> _YOUR INSTRUCTIONS_: Your task is to copy every record exactly.

> _Collected data entries_:
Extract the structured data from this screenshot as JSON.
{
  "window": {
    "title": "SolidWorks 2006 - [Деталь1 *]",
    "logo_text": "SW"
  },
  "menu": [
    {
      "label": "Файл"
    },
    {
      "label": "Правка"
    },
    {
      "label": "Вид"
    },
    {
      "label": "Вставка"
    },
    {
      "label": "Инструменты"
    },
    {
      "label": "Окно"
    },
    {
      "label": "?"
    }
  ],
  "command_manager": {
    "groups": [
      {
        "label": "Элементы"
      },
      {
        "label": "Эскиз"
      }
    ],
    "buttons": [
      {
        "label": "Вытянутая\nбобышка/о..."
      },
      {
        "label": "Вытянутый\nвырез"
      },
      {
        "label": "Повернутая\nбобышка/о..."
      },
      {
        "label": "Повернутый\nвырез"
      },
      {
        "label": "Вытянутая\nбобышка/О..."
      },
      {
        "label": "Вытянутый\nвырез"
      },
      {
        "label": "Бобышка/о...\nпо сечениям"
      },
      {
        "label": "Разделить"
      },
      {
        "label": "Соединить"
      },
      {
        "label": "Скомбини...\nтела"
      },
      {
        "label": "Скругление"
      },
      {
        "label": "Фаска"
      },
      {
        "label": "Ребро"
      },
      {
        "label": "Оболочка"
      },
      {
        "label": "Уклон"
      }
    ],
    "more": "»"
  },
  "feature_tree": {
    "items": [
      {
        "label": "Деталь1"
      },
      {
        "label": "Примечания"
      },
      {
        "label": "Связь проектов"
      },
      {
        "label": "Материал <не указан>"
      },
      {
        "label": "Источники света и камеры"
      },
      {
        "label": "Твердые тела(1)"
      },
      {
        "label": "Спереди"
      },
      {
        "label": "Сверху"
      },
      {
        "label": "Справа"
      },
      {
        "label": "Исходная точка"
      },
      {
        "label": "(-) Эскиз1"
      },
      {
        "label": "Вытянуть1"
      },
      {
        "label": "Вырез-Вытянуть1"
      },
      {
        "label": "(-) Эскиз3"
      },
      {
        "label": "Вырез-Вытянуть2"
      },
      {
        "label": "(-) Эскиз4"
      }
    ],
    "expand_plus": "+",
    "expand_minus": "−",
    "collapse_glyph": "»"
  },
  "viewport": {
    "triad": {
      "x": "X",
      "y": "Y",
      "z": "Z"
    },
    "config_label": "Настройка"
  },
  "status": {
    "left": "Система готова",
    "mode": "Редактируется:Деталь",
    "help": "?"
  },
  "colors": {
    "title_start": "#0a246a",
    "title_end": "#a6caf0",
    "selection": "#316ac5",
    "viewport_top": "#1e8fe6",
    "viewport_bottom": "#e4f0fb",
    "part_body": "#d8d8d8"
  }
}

> _SOLUTION FOR THIS PROBLEM_:
Extract the structured data from this screenshot as JSON.
{
  "window": {
    "title": "SolidWorks 2006 - [Деталь1 *]",
    "logo_text": "SW"
  },
  "menu": [
    {
      "label": "Файл"
    },
    {
      "label": "Правка"
    },
    {
      "label": "Вид"
    },
    {
      "label": "Вставка"
    },
    {
      "label": "Инструменты"
    },
    {
      "label": "Окно"
    },
    {
      "label": "?"
    }
  ],
  "command_manager": {
    "groups": [
      {
        "label": "Элементы"
      },
      {
        "label": "Эскиз"
      }
    ],
    "buttons": [
      {
        "label": "Вытянутая\nбобышка/о..."
      },
      {
        "label": "Вытянутый\nвырез"
      },
      {
        "label": "Повернутая\nбобышка/о..."
      },
      {
        "label": "Повернутый\nвырез"
      },
      {
        "label": "Вытянутая\nбобышка/О..."
      },
      {
        "label": "Вытянутый\nвырез"
      },
      {
        "label": "Бобышка/о...\nпо сечениям"
      },
      {
        "label": "Разделить"
      },
      {
        "label": "Соединить"
      },
      {
        "label": "Скомбини...\nтела"
      },
      {
        "label": "Скругление"
      },
      {
        "label": "Фаска"
      },
      {
        "label": "Ребро"
      },
      {
        "label": "Оболочка"
      },
      {
        "label": "Уклон"
      }
    ],
    "more": "»"
  },
  "feature_tree": {
    "items": [
      {
        "label": "Деталь1"
      },
      {
        "label": "Примечания"
      },
      {
        "label": "Связь проектов"
      },
      {
        "label": "Материал <не указан>"
      },
      {
        "label": "Источники света и камеры"
      },
      {
        "label": "Твердые тела(1)"
      },
      {
        "label": "Спереди"
      },
      {
        "label": "Сверху"
      },
      {
        "label": "Справа"
      },
      {
        "label": "Исходная точка"
      },
      {
        "label": "(-) Эскиз1"
      },
      {
        "label": "Вытянуть1"
      },
      {
        "label": "Вырез-Вытянуть1"
      },
      {
        "label": "(-) Эскиз3"
      },
      {
        "label": "Вырез-Вытянуть2"
      },
      {
        "label": "(-) Эскиз4"
      }
    ],
    "expand_plus": "+",
    "expand_minus": "−",
    "collapse_glyph": "»"
  },
  "viewport": {
    "triad": {
      "x": "X",
      "y": "Y",
      "z": "Z"
    },
    "config_label": "Настройка"
  },
  "status": {
    "left": "Система готова",
    "mode": "Редактируется:Деталь",
    "help": "?"
  },
  "colors": {
    "title_start": "#0a246a",
    "title_end": "#a6caf0",
    "selection": "#316ac5",
    "viewport_top": "#1e8fe6",
    "viewport_bottom": "#e4f0fb",
    "part_body": "#d8d8d8"
  }
}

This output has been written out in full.